----- THE RECORDS
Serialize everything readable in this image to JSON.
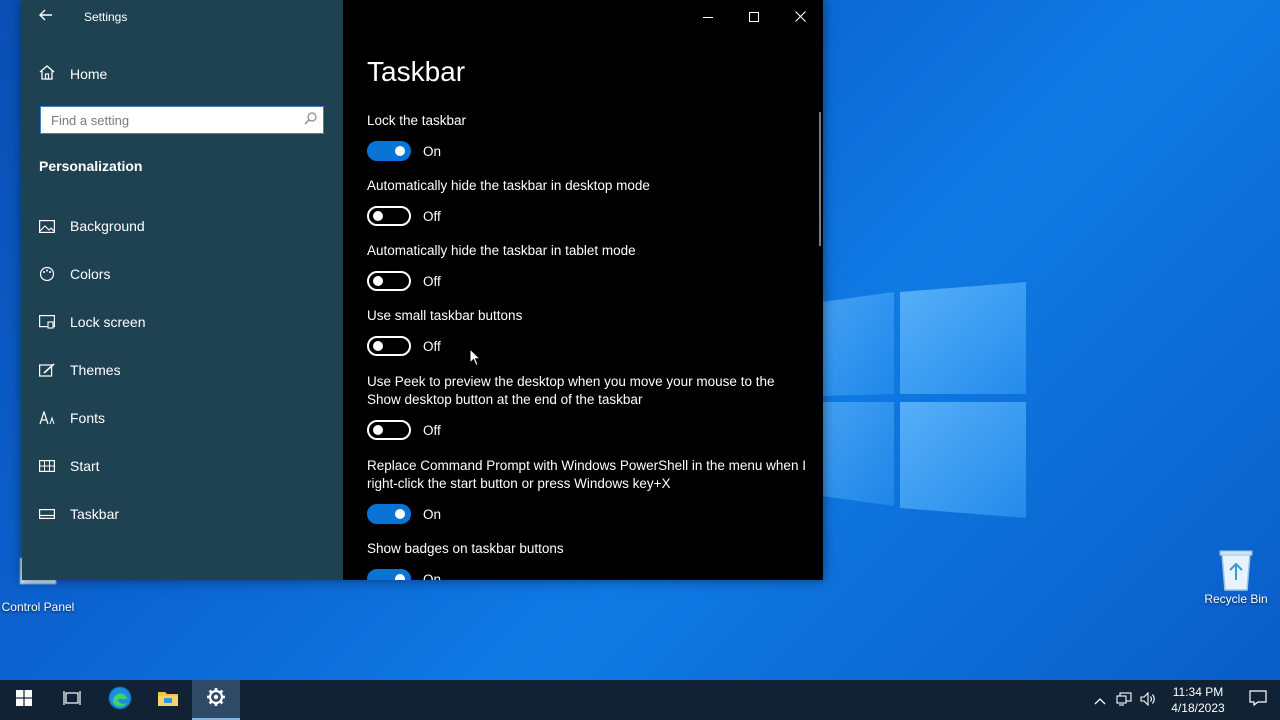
{
  "window": {
    "title": "Settings",
    "back_icon": "back-arrow-icon",
    "controls": [
      "minimize-icon",
      "maximize-icon",
      "close-icon"
    ]
  },
  "sidebar": {
    "home_label": "Home",
    "search_placeholder": "Find a setting",
    "section_title": "Personalization",
    "items": [
      {
        "label": "Background",
        "icon": "image-icon"
      },
      {
        "label": "Colors",
        "icon": "palette-icon"
      },
      {
        "label": "Lock screen",
        "icon": "lock-screen-icon"
      },
      {
        "label": "Themes",
        "icon": "brush-icon"
      },
      {
        "label": "Fonts",
        "icon": "fonts-icon"
      },
      {
        "label": "Start",
        "icon": "start-grid-icon"
      },
      {
        "label": "Taskbar",
        "icon": "taskbar-icon",
        "selected": true
      }
    ]
  },
  "main": {
    "page_title": "Taskbar",
    "settings": [
      {
        "label": "Lock the taskbar",
        "state": "On"
      },
      {
        "label": "Automatically hide the taskbar in desktop mode",
        "state": "Off"
      },
      {
        "label": "Automatically hide the taskbar in tablet mode",
        "state": "Off"
      },
      {
        "label": "Use small taskbar buttons",
        "state": "Off"
      },
      {
        "label": "Use Peek to preview the desktop when you move your mouse to the Show desktop button at the end of the taskbar",
        "state": "Off"
      },
      {
        "label": "Replace Command Prompt with Windows PowerShell in the menu when I right-click the start button or press Windows key+X",
        "state": "On"
      },
      {
        "label": "Show badges on taskbar buttons",
        "state": "On"
      }
    ]
  },
  "desktop": {
    "icons": [
      {
        "label": "Control Panel",
        "icon": "control-panel-icon"
      },
      {
        "label": "Recycle Bin",
        "icon": "recycle-bin-icon"
      }
    ]
  },
  "taskbar": {
    "buttons": [
      "windows-start-icon",
      "task-view-icon",
      "edge-icon",
      "file-explorer-icon",
      "settings-gear-icon"
    ],
    "tray_icons": [
      "chevron-up-icon",
      "network-icon",
      "volume-icon"
    ],
    "time": "11:34 PM",
    "date": "4/18/2023",
    "notification_icon": "action-center-icon"
  },
  "colors": {
    "accent": "#0a74d6",
    "sidebar_bg": "#1f4252",
    "content_bg": "#000000",
    "taskbar_bg": "#102234"
  }
}
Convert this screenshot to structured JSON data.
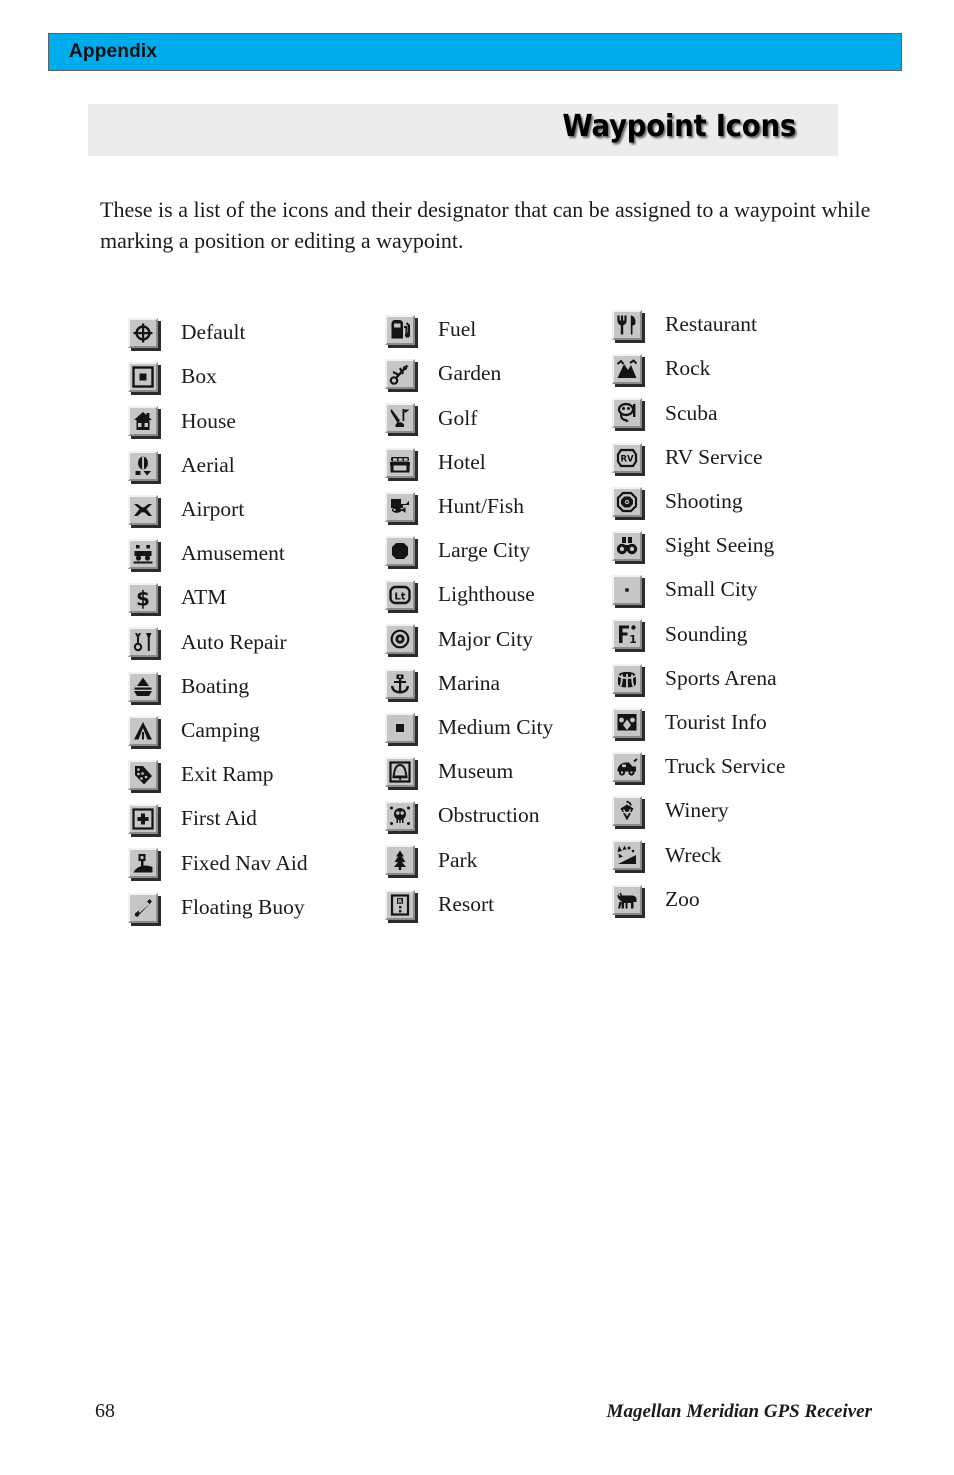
{
  "header": {
    "section_label": "Appendix",
    "bar_color": "#00ABEC"
  },
  "title": {
    "text": "Waypoint Icons",
    "band_color": "#ececec"
  },
  "intro": {
    "paragraph": "These is a list of the icons and their designator that can be assigned to a waypoint while marking a position or editing a waypoint."
  },
  "icon_columns": [
    {
      "items": [
        {
          "label": "Default",
          "icon": "crosshair-target-icon"
        },
        {
          "label": "Box",
          "icon": "concentric-square-icon"
        },
        {
          "label": "House",
          "icon": "house-icon"
        },
        {
          "label": "Aerial",
          "icon": "aerial-tower-icon"
        },
        {
          "label": "Airport",
          "icon": "airplane-icon"
        },
        {
          "label": "Amusement",
          "icon": "amusement-ride-icon"
        },
        {
          "label": "ATM",
          "icon": "dollar-sign-icon"
        },
        {
          "label": "Auto Repair",
          "icon": "wrench-screwdriver-icon"
        },
        {
          "label": "Boating",
          "icon": "sailboat-icon"
        },
        {
          "label": "Camping",
          "icon": "tent-icon"
        },
        {
          "label": "Exit Ramp",
          "icon": "exit-ramp-icon"
        },
        {
          "label": "First Aid",
          "icon": "medical-cross-icon"
        },
        {
          "label": "Fixed Nav Aid",
          "icon": "fixed-nav-aid-icon"
        },
        {
          "label": "Floating Buoy",
          "icon": "floating-buoy-icon"
        }
      ]
    },
    {
      "items": [
        {
          "label": "Fuel",
          "icon": "fuel-pump-icon"
        },
        {
          "label": "Garden",
          "icon": "garden-flower-icon"
        },
        {
          "label": "Golf",
          "icon": "golf-club-flag-icon"
        },
        {
          "label": "Hotel",
          "icon": "hotel-bed-icon"
        },
        {
          "label": "Hunt/Fish",
          "icon": "hunt-fish-icon"
        },
        {
          "label": "Large City",
          "icon": "large-city-octagon-icon"
        },
        {
          "label": "Lighthouse",
          "icon": "lighthouse-lt-icon"
        },
        {
          "label": "Major City",
          "icon": "major-city-ring-icon"
        },
        {
          "label": "Marina",
          "icon": "anchor-icon"
        },
        {
          "label": "Medium City",
          "icon": "medium-city-square-icon"
        },
        {
          "label": "Museum",
          "icon": "museum-bell-icon"
        },
        {
          "label": "Obstruction",
          "icon": "obstruction-skull-icon"
        },
        {
          "label": "Park",
          "icon": "park-tree-icon"
        },
        {
          "label": "Resort",
          "icon": "resort-building-icon"
        }
      ]
    },
    {
      "items": [
        {
          "label": "Restaurant",
          "icon": "fork-knife-icon"
        },
        {
          "label": "Rock",
          "icon": "rock-icon"
        },
        {
          "label": "Scuba",
          "icon": "scuba-mask-icon"
        },
        {
          "label": "RV Service",
          "icon": "rv-service-icon"
        },
        {
          "label": "Shooting",
          "icon": "shooting-target-icon"
        },
        {
          "label": "Sight Seeing",
          "icon": "binoculars-icon"
        },
        {
          "label": "Small City",
          "icon": "small-city-dot-icon"
        },
        {
          "label": "Sounding",
          "icon": "sounding-depth-icon"
        },
        {
          "label": "Sports Arena",
          "icon": "sports-arena-icon"
        },
        {
          "label": "Tourist Info",
          "icon": "tourist-info-icon"
        },
        {
          "label": "Truck Service",
          "icon": "truck-icon"
        },
        {
          "label": "Winery",
          "icon": "grapes-icon"
        },
        {
          "label": "Wreck",
          "icon": "wreck-icon"
        },
        {
          "label": "Zoo",
          "icon": "zoo-animal-icon"
        }
      ]
    }
  ],
  "footer": {
    "page_number": "68",
    "document_title": "Magellan Meridian GPS Receiver"
  }
}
----------
### STATED PROBLEM
Reproduce every line precisely as given, omitting all pictures.

### TASK ANSWER
Serialize everything readable in this image to JSON.
{
  "window": {
    "title": "Settings",
    "back_icon": "back-arrow-icon",
    "controls": [
      "minimize-icon",
      "maximize-icon",
      "close-icon"
    ]
  },
  "sidebar": {
    "home_label": "Home",
    "search_placeholder": "Find a setting",
    "section_title": "Personalization",
    "items": [
      {
        "label": "Background",
        "icon": "image-icon"
      },
      {
        "label": "Colors",
        "icon": "palette-icon"
      },
      {
        "label": "Lock screen",
        "icon": "lock-screen-icon"
      },
      {
        "label": "Themes",
        "icon": "brush-icon"
      },
      {
        "label": "Fonts",
        "icon": "fonts-icon"
      },
      {
        "label": "Start",
        "icon": "start-grid-icon"
      },
      {
        "label": "Taskbar",
        "icon": "taskbar-icon",
        "selected": true
      }
    ]
  },
  "main": {
    "page_title": "Taskbar",
    "settings": [
      {
        "label": "Lock the taskbar",
        "state": "On"
      },
      {
        "label": "Automatically hide the taskbar in desktop mode",
        "state": "Off"
      },
      {
        "label": "Automatically hide the taskbar in tablet mode",
        "state": "Off"
      },
      {
        "label": "Use small taskbar buttons",
        "state": "Off"
      },
      {
        "label": "Use Peek to preview the desktop when you move your mouse to the Show desktop button at the end of the taskbar",
        "state": "Off"
      },
      {
        "label": "Replace Command Prompt with Windows PowerShell in the menu when I right-click the start button or press Windows key+X",
        "state": "On"
      },
      {
        "label": "Show badges on taskbar buttons",
        "state": "On"
      }
    ]
  },
  "desktop": {
    "icons": [
      {
        "label": "Control Panel",
        "icon": "control-panel-icon"
      },
      {
        "label": "Recycle Bin",
        "icon": "recycle-bin-icon"
      }
    ]
  },
  "taskbar": {
    "buttons": [
      "windows-start-icon",
      "task-view-icon",
      "edge-icon",
      "file-explorer-icon",
      "settings-gear-icon"
    ],
    "tray_icons": [
      "chevron-up-icon",
      "network-icon",
      "volume-icon"
    ],
    "time": "11:34 PM",
    "date": "4/18/2023",
    "notification_icon": "action-center-icon"
  },
  "colors": {
    "accent": "#0a74d6",
    "sidebar_bg": "#1f4252",
    "content_bg": "#000000",
    "taskbar_bg": "#102234"
  }
}
Convert this screenshot to structured JSON data.
{
  "header": {
    "section_label": "Appendix",
    "bar_color": "#00ABEC"
  },
  "title": {
    "text": "Waypoint Icons",
    "band_color": "#ececec"
  },
  "intro": {
    "paragraph": "These is a list of the icons and their designator that can be assigned to a waypoint while marking a position or editing a waypoint."
  },
  "icon_columns": [
    {
      "items": [
        {
          "label": "Default",
          "icon": "crosshair-target-icon"
        },
        {
          "label": "Box",
          "icon": "concentric-square-icon"
        },
        {
          "label": "House",
          "icon": "house-icon"
        },
        {
          "label": "Aerial",
          "icon": "aerial-tower-icon"
        },
        {
          "label": "Airport",
          "icon": "airplane-icon"
        },
        {
          "label": "Amusement",
          "icon": "amusement-ride-icon"
        },
        {
          "label": "ATM",
          "icon": "dollar-sign-icon"
        },
        {
          "label": "Auto Repair",
          "icon": "wrench-screwdriver-icon"
        },
        {
          "label": "Boating",
          "icon": "sailboat-icon"
        },
        {
          "label": "Camping",
          "icon": "tent-icon"
        },
        {
          "label": "Exit Ramp",
          "icon": "exit-ramp-icon"
        },
        {
          "label": "First Aid",
          "icon": "medical-cross-icon"
        },
        {
          "label": "Fixed Nav Aid",
          "icon": "fixed-nav-aid-icon"
        },
        {
          "label": "Floating Buoy",
          "icon": "floating-buoy-icon"
        }
      ]
    },
    {
      "items": [
        {
          "label": "Fuel",
          "icon": "fuel-pump-icon"
        },
        {
          "label": "Garden",
          "icon": "garden-flower-icon"
        },
        {
          "label": "Golf",
          "icon": "golf-club-flag-icon"
        },
        {
          "label": "Hotel",
          "icon": "hotel-bed-icon"
        },
        {
          "label": "Hunt/Fish",
          "icon": "hunt-fish-icon"
        },
        {
          "label": "Large City",
          "icon": "large-city-octagon-icon"
        },
        {
          "label": "Lighthouse",
          "icon": "lighthouse-lt-icon"
        },
        {
          "label": "Major City",
          "icon": "major-city-ring-icon"
        },
        {
          "label": "Marina",
          "icon": "anchor-icon"
        },
        {
          "label": "Medium City",
          "icon": "medium-city-square-icon"
        },
        {
          "label": "Museum",
          "icon": "museum-bell-icon"
        },
        {
          "label": "Obstruction",
          "icon": "obstruction-skull-icon"
        },
        {
          "label": "Park",
          "icon": "park-tree-icon"
        },
        {
          "label": "Resort",
          "icon": "resort-building-icon"
        }
      ]
    },
    {
      "items": [
        {
          "label": "Restaurant",
          "icon": "fork-knife-icon"
        },
        {
          "label": "Rock",
          "icon": "rock-icon"
        },
        {
          "label": "Scuba",
          "icon": "scuba-mask-icon"
        },
        {
          "label": "RV Service",
          "icon": "rv-service-icon"
        },
        {
          "label": "Shooting",
          "icon": "shooting-target-icon"
        },
        {
          "label": "Sight Seeing",
          "icon": "binoculars-icon"
        },
        {
          "label": "Small City",
          "icon": "small-city-dot-icon"
        },
        {
          "label": "Sounding",
          "icon": "sounding-depth-icon"
        },
        {
          "label": "Sports Arena",
          "icon": "sports-arena-icon"
        },
        {
          "label": "Tourist Info",
          "icon": "tourist-info-icon"
        },
        {
          "label": "Truck Service",
          "icon": "truck-icon"
        },
        {
          "label": "Winery",
          "icon": "grapes-icon"
        },
        {
          "label": "Wreck",
          "icon": "wreck-icon"
        },
        {
          "label": "Zoo",
          "icon": "zoo-animal-icon"
        }
      ]
    }
  ],
  "footer": {
    "page_number": "68",
    "document_title": "Magellan Meridian GPS Receiver"
  }
}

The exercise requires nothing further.